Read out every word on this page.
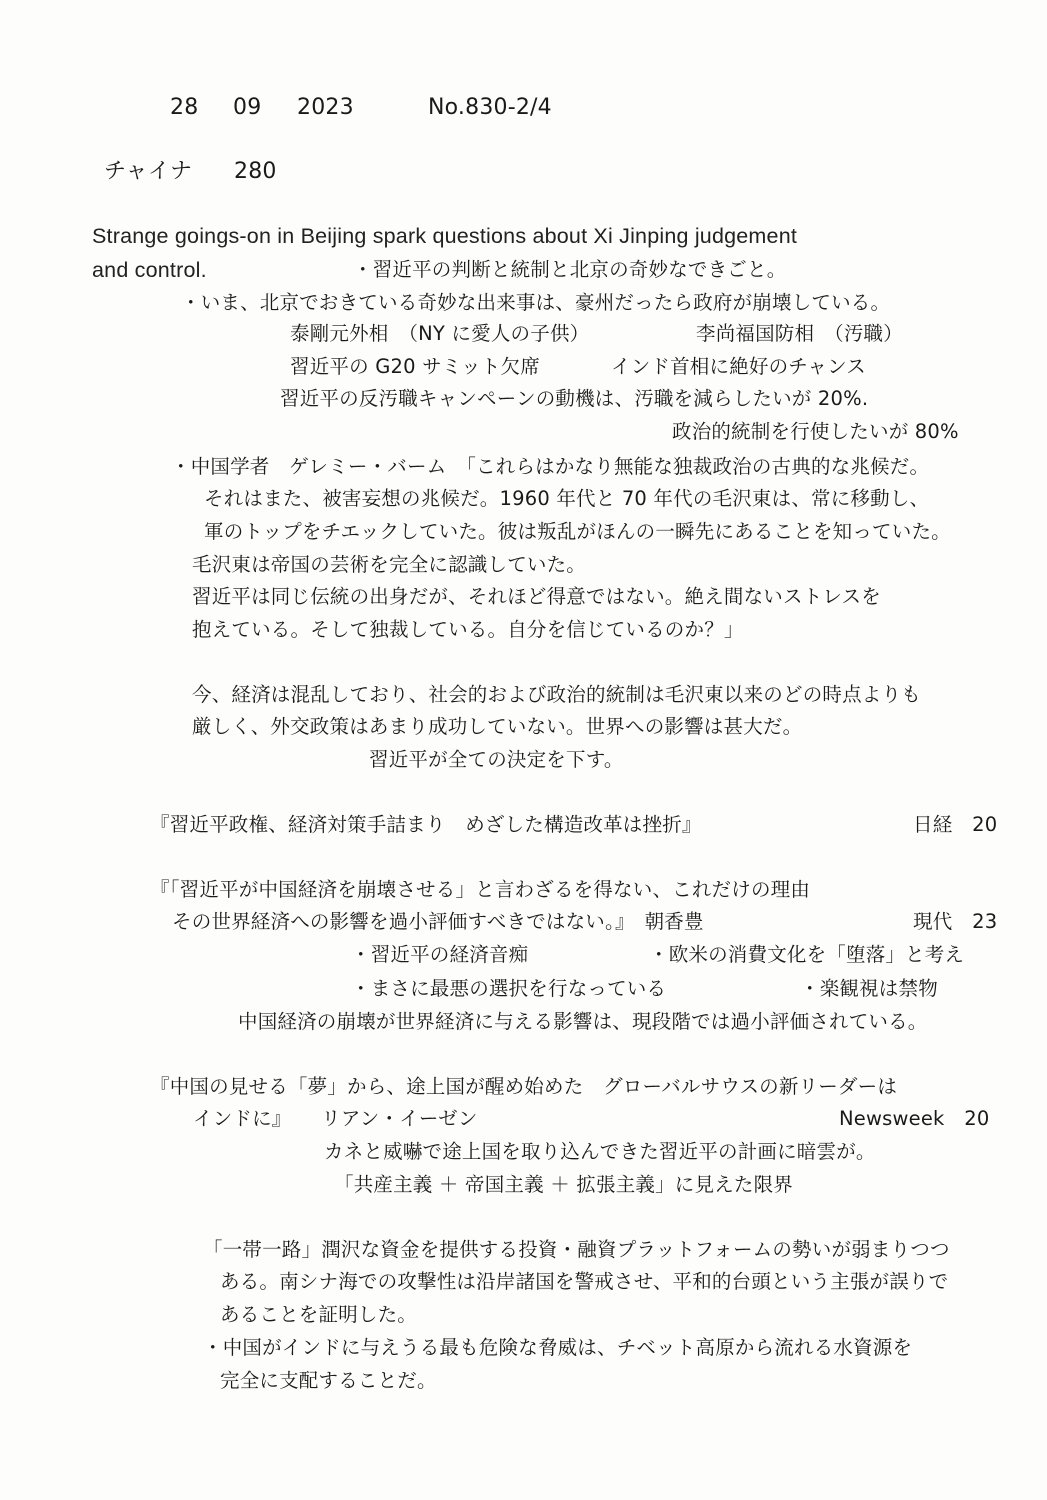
28 09 2023	No.830-2/4
チャイナ 280
Strange goings-on in Beijing spark questions about Xi Jinping judgement
and control.	・習近平の判断と統制と北京の奇妙なできごと。
・いま、北京でおきている奇妙な出来事は、豪州だったら政府が崩壊している。
泰剛元外相　（NY に愛人の子供）	李尚福国防相　（汚職）
習近平の G20 サミット欠席	インド首相に絶好のチャンス
習近平の反汚職キャンペーンの動機は、汚職を減らしたいが 20%.
政治的統制を行使したいが 80%
・中国学者　ゲレミー・バーム　「これらはかなり無能な独裁政治の古典的な兆候だ。
それはまた、被害妄想の兆候だ。1960 年代と 70 年代の毛沢東は、常に移動し、
軍のトップをチエックしていた。彼は叛乱がほんの一瞬先にあることを知っていた。
毛沢東は帝国の芸術を完全に認識していた。
習近平は同じ伝統の出身だが、それほど得意ではない。絶え間ないストレスを
抱えている。そして独裁している。自分を信じているのか？」
今、経済は混乱しており、社会的および政治的統制は毛沢東以来のどの時点よりも
厳しく、外交政策はあまり成功していない。世界への影響は甚大だ。
習近平が全ての決定を下す。
『習近平政権、経済対策手詰まり　めざした構造改革は挫折』	日経　20
『「習近平が中国経済を崩壊させる」と言わざるを得ない、これだけの理由
その世界経済への影響を過小評価すべきではない。』　朝香豊	現代　23
・習近平の経済音痴	・欧米の消費文化を「堕落」と考え
・まさに最悪の選択を行なっている	・楽観視は禁物
中国経済の崩壊が世界経済に与える影響は、現段階では過小評価されている。
『中国の見せる「夢」から、途上国が醒め始めた　グローバルサウスの新リーダーは
インドに』　　リアン・イーゼン	Newsweek　20
カネと威嚇で途上国を取り込んできた習近平の計画に暗雲が。
「共産主義 ＋ 帝国主義 ＋ 拡張主義」に見えた限界
「一帯一路」潤沢な資金を提供する投資・融資プラットフォームの勢いが弱まりつつ
ある。南シナ海での攻撃性は沿岸諸国を警戒させ、平和的台頭という主張が誤りで
あることを証明した。
・中国がインドに与えうる最も危険な脅威は、チベット高原から流れる水資源を
完全に支配することだ。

§ **SHORT EXERCISE**
Print the whole listing above once more, word for word, without its pictures.

§ **SOLUTION**
Read out every word on this page.
28 09 2023	No.830-2/4
チャイナ 280
Strange goings-on in Beijing spark questions about Xi Jinping judgement
and control.	・習近平の判断と統制と北京の奇妙なできごと。
・いま、北京でおきている奇妙な出来事は、豪州だったら政府が崩壊している。
泰剛元外相　（NY に愛人の子供）	李尚福国防相　（汚職）
習近平の G20 サミット欠席	インド首相に絶好のチャンス
習近平の反汚職キャンペーンの動機は、汚職を減らしたいが 20%.
政治的統制を行使したいが 80%
・中国学者　ゲレミー・バーム　「これらはかなり無能な独裁政治の古典的な兆候だ。
それはまた、被害妄想の兆候だ。1960 年代と 70 年代の毛沢東は、常に移動し、
軍のトップをチエックしていた。彼は叛乱がほんの一瞬先にあることを知っていた。
毛沢東は帝国の芸術を完全に認識していた。
習近平は同じ伝統の出身だが、それほど得意ではない。絶え間ないストレスを
抱えている。そして独裁している。自分を信じているのか？」
今、経済は混乱しており、社会的および政治的統制は毛沢東以来のどの時点よりも
厳しく、外交政策はあまり成功していない。世界への影響は甚大だ。
習近平が全ての決定を下す。
『習近平政権、経済対策手詰まり　めざした構造改革は挫折』	日経　20
『「習近平が中国経済を崩壊させる」と言わざるを得ない、これだけの理由
その世界経済への影響を過小評価すべきではない。』　朝香豊	現代　23
・習近平の経済音痴	・欧米の消費文化を「堕落」と考え
・まさに最悪の選択を行なっている	・楽観視は禁物
中国経済の崩壊が世界経済に与える影響は、現段階では過小評価されている。
『中国の見せる「夢」から、途上国が醒め始めた　グローバルサウスの新リーダーは
インドに』　　リアン・イーゼン	Newsweek　20
カネと威嚇で途上国を取り込んできた習近平の計画に暗雲が。
「共産主義 ＋ 帝国主義 ＋ 拡張主義」に見えた限界
「一帯一路」潤沢な資金を提供する投資・融資プラットフォームの勢いが弱まりつつ
ある。南シナ海での攻撃性は沿岸諸国を警戒させ、平和的台頭という主張が誤りで
あることを証明した。
・中国がインドに与えうる最も危険な脅威は、チベット高原から流れる水資源を
完全に支配することだ。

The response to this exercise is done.